- _Given task_
Without the images, print all the entries below exactly as given.

=-=-=-=-=

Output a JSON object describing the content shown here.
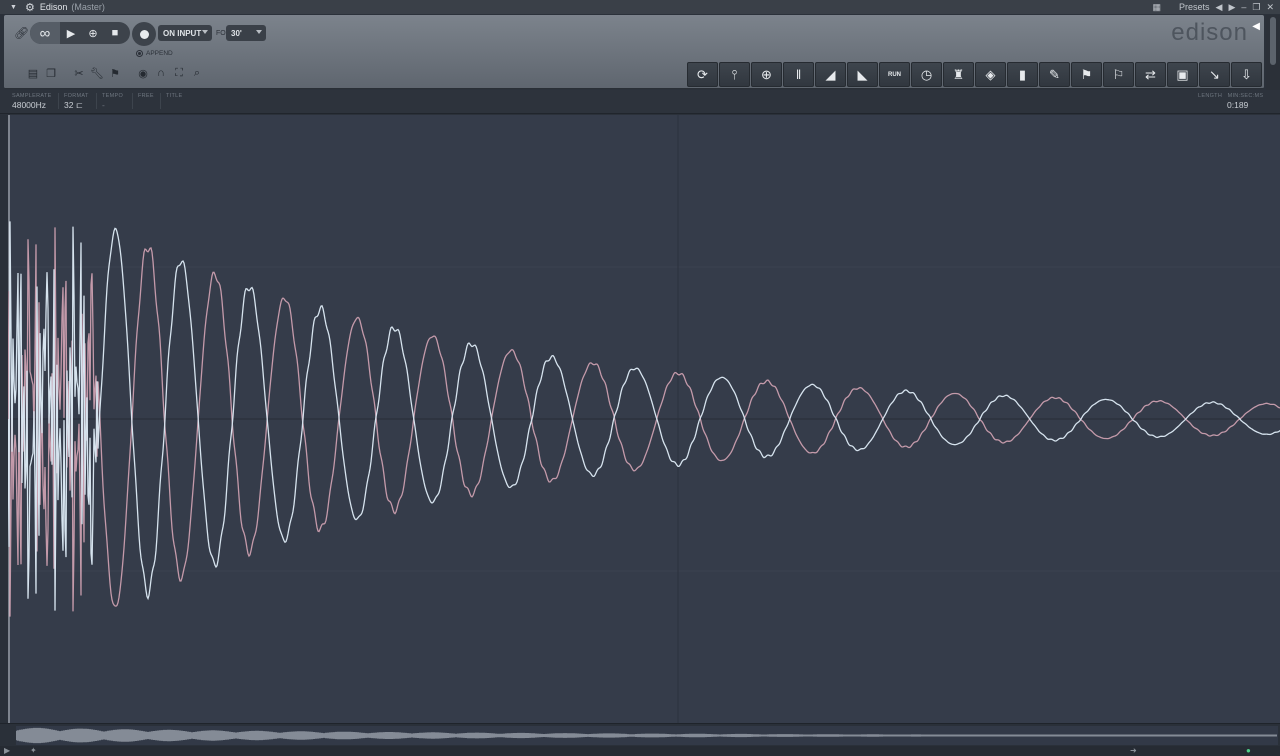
{
  "window": {
    "title": "Edison",
    "subtitle": "(Master)",
    "presets_label": "Presets"
  },
  "toolbar": {
    "record_mode": "ON INPUT",
    "for_label": "FOR",
    "duration": "30'",
    "append_label": "APPEND",
    "logo": "edison"
  },
  "tools": [
    {
      "name": "normalize-icon",
      "glyph": "⟳"
    },
    {
      "name": "amplify-icon",
      "glyph": "⫯"
    },
    {
      "name": "center-icon",
      "glyph": "⊕"
    },
    {
      "name": "declick-icon",
      "glyph": "ǁ"
    },
    {
      "name": "fade-in-icon",
      "glyph": "◢"
    },
    {
      "name": "fade-out-icon",
      "glyph": "◣"
    },
    {
      "name": "run-icon",
      "glyph": "RUN"
    },
    {
      "name": "tempo-icon",
      "glyph": "◷"
    },
    {
      "name": "reverb-icon",
      "glyph": "♜"
    },
    {
      "name": "blur-icon",
      "glyph": "◈"
    },
    {
      "name": "spectrum-icon",
      "glyph": "▮"
    },
    {
      "name": "pencil-icon",
      "glyph": "✎"
    },
    {
      "name": "add-marker-icon",
      "glyph": "⚑"
    },
    {
      "name": "marker-tool-icon",
      "glyph": "⚐"
    },
    {
      "name": "swap-icon",
      "glyph": "⇄"
    },
    {
      "name": "save-icon",
      "glyph": "▣"
    },
    {
      "name": "drag-icon",
      "glyph": "↘"
    },
    {
      "name": "send-to-playlist-icon",
      "glyph": "⇩"
    }
  ],
  "info": {
    "samplerate_label": "SAMPLERATE",
    "samplerate": "48000Hz",
    "format_label": "FORMAT",
    "format": "32",
    "tempo_label": "TEMPO",
    "tempo": "-",
    "free_label": "FREE",
    "title_label": "TITLE",
    "length_label": "LENGTH",
    "length_unit_label": "MIN:SEC:MS",
    "length": "0:189"
  },
  "colors": {
    "wave_light": "#d6e3ee",
    "wave_pink": "#c49aaa",
    "background": "#353c4a"
  }
}
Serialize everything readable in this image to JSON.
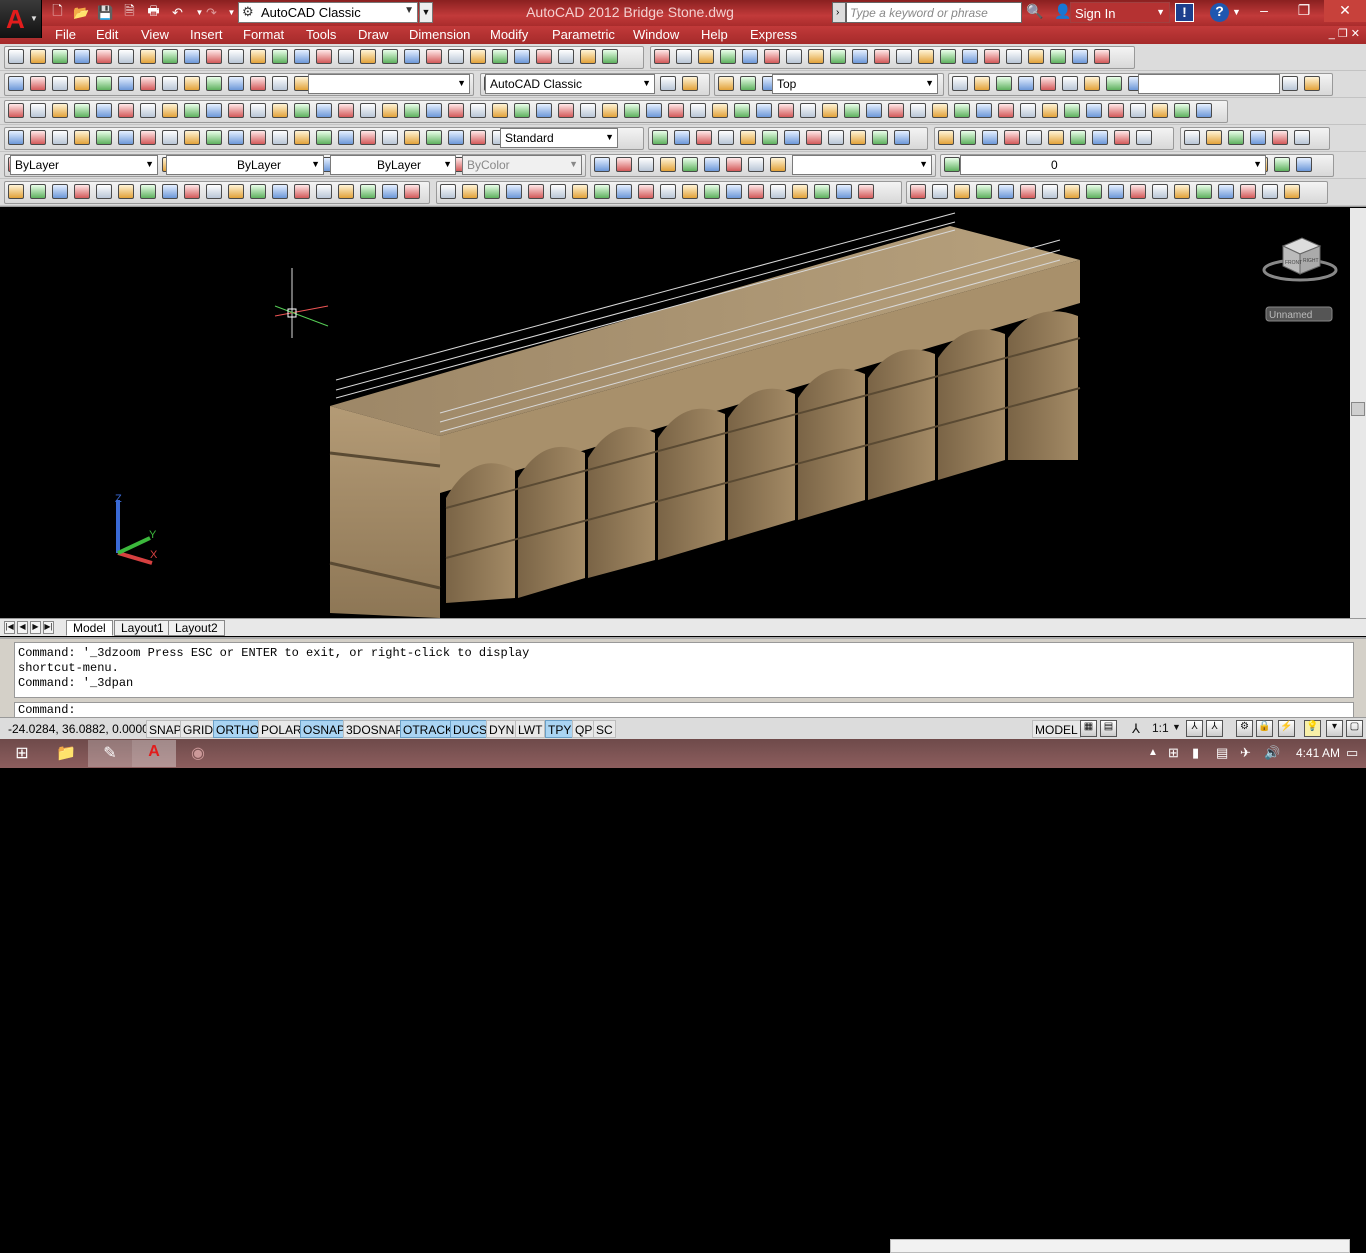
{
  "titlebar": {
    "title": "AutoCAD 2012    Bridge Stone.dwg",
    "workspace": "AutoCAD Classic",
    "search_placeholder": "Type a keyword or phrase",
    "sign_in": "Sign In"
  },
  "menu": [
    "File",
    "Edit",
    "View",
    "Insert",
    "Format",
    "Tools",
    "Draw",
    "Dimension",
    "Modify",
    "Parametric",
    "Window",
    "Help",
    "Express"
  ],
  "toolbar": {
    "workspace_select": "AutoCAD Classic",
    "view_select": "Top",
    "text_style": "Standard",
    "layer_color": "ByLayer",
    "linetype": "ByLayer",
    "lineweight": "ByLayer",
    "plot_style": "ByColor",
    "layer_name": "0"
  },
  "viewport": {
    "viewcube_label": "Unnamed",
    "ucs_x": "X",
    "ucs_y": "Y",
    "ucs_z": "Z",
    "cube_faces": [
      "FRONT",
      "RIGHT"
    ]
  },
  "layout_tabs": [
    "Model",
    "Layout1",
    "Layout2"
  ],
  "command": {
    "history": [
      "Command: '_3dzoom Press ESC or ENTER to exit, or right-click to display",
      "shortcut-menu.",
      "Command: '_3dpan"
    ],
    "prompt": "Command:"
  },
  "status": {
    "coords": "-24.0284, 36.0882, 0.0000",
    "toggles": [
      {
        "label": "SNAP",
        "on": false
      },
      {
        "label": "GRID",
        "on": false
      },
      {
        "label": "ORTHO",
        "on": true
      },
      {
        "label": "POLAR",
        "on": false
      },
      {
        "label": "OSNAP",
        "on": true
      },
      {
        "label": "3DOSNAP",
        "on": false
      },
      {
        "label": "OTRACK",
        "on": true
      },
      {
        "label": "DUCS",
        "on": true
      },
      {
        "label": "DYN",
        "on": false
      },
      {
        "label": "LWT",
        "on": false
      },
      {
        "label": "TPY",
        "on": true
      },
      {
        "label": "QP",
        "on": false
      },
      {
        "label": "SC",
        "on": false
      }
    ],
    "model_label": "MODEL",
    "scale": "1:1"
  },
  "taskbar": {
    "time": "4:41 AM"
  },
  "colors": {
    "title_red": "#c23a3a",
    "stone": "#a38c68",
    "background": "#000000"
  }
}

=-=-=-=-=

- _Solution to this exercise_
Output a JSON object describing the content shown here.
{
  "window": {
    "title": "Edison",
    "subtitle": "(Master)",
    "presets_label": "Presets"
  },
  "toolbar": {
    "record_mode": "ON INPUT",
    "for_label": "FOR",
    "duration": "30'",
    "append_label": "APPEND",
    "logo": "edison"
  },
  "tools": [
    {
      "name": "normalize-icon",
      "glyph": "⟳"
    },
    {
      "name": "amplify-icon",
      "glyph": "⫯"
    },
    {
      "name": "center-icon",
      "glyph": "⊕"
    },
    {
      "name": "declick-icon",
      "glyph": "ǁ"
    },
    {
      "name": "fade-in-icon",
      "glyph": "◢"
    },
    {
      "name": "fade-out-icon",
      "glyph": "◣"
    },
    {
      "name": "run-icon",
      "glyph": "RUN"
    },
    {
      "name": "tempo-icon",
      "glyph": "◷"
    },
    {
      "name": "reverb-icon",
      "glyph": "♜"
    },
    {
      "name": "blur-icon",
      "glyph": "◈"
    },
    {
      "name": "spectrum-icon",
      "glyph": "▮"
    },
    {
      "name": "pencil-icon",
      "glyph": "✎"
    },
    {
      "name": "add-marker-icon",
      "glyph": "⚑"
    },
    {
      "name": "marker-tool-icon",
      "glyph": "⚐"
    },
    {
      "name": "swap-icon",
      "glyph": "⇄"
    },
    {
      "name": "save-icon",
      "glyph": "▣"
    },
    {
      "name": "drag-icon",
      "glyph": "↘"
    },
    {
      "name": "send-to-playlist-icon",
      "glyph": "⇩"
    }
  ],
  "info": {
    "samplerate_label": "SAMPLERATE",
    "samplerate": "48000Hz",
    "format_label": "FORMAT",
    "format": "32",
    "tempo_label": "TEMPO",
    "tempo": "-",
    "free_label": "FREE",
    "title_label": "TITLE",
    "length_label": "LENGTH",
    "length_unit_label": "MIN:SEC:MS",
    "length": "0:189"
  },
  "colors": {
    "wave_light": "#d6e3ee",
    "wave_pink": "#c49aaa",
    "background": "#353c4a"
  }
}
Serialize everything readable in this image to JSON.
{
  "titlebar": {
    "title": "AutoCAD 2012    Bridge Stone.dwg",
    "workspace": "AutoCAD Classic",
    "search_placeholder": "Type a keyword or phrase",
    "sign_in": "Sign In"
  },
  "menu": [
    "File",
    "Edit",
    "View",
    "Insert",
    "Format",
    "Tools",
    "Draw",
    "Dimension",
    "Modify",
    "Parametric",
    "Window",
    "Help",
    "Express"
  ],
  "toolbar": {
    "workspace_select": "AutoCAD Classic",
    "view_select": "Top",
    "text_style": "Standard",
    "layer_color": "ByLayer",
    "linetype": "ByLayer",
    "lineweight": "ByLayer",
    "plot_style": "ByColor",
    "layer_name": "0"
  },
  "viewport": {
    "viewcube_label": "Unnamed",
    "ucs_x": "X",
    "ucs_y": "Y",
    "ucs_z": "Z",
    "cube_faces": [
      "FRONT",
      "RIGHT"
    ]
  },
  "layout_tabs": [
    "Model",
    "Layout1",
    "Layout2"
  ],
  "command": {
    "history": [
      "Command: '_3dzoom Press ESC or ENTER to exit, or right-click to display",
      "shortcut-menu.",
      "Command: '_3dpan"
    ],
    "prompt": "Command:"
  },
  "status": {
    "coords": "-24.0284, 36.0882, 0.0000",
    "toggles": [
      {
        "label": "SNAP",
        "on": false
      },
      {
        "label": "GRID",
        "on": false
      },
      {
        "label": "ORTHO",
        "on": true
      },
      {
        "label": "POLAR",
        "on": false
      },
      {
        "label": "OSNAP",
        "on": true
      },
      {
        "label": "3DOSNAP",
        "on": false
      },
      {
        "label": "OTRACK",
        "on": true
      },
      {
        "label": "DUCS",
        "on": true
      },
      {
        "label": "DYN",
        "on": false
      },
      {
        "label": "LWT",
        "on": false
      },
      {
        "label": "TPY",
        "on": true
      },
      {
        "label": "QP",
        "on": false
      },
      {
        "label": "SC",
        "on": false
      }
    ],
    "model_label": "MODEL",
    "scale": "1:1"
  },
  "taskbar": {
    "time": "4:41 AM"
  },
  "colors": {
    "title_red": "#c23a3a",
    "stone": "#a38c68",
    "background": "#000000"
  }
}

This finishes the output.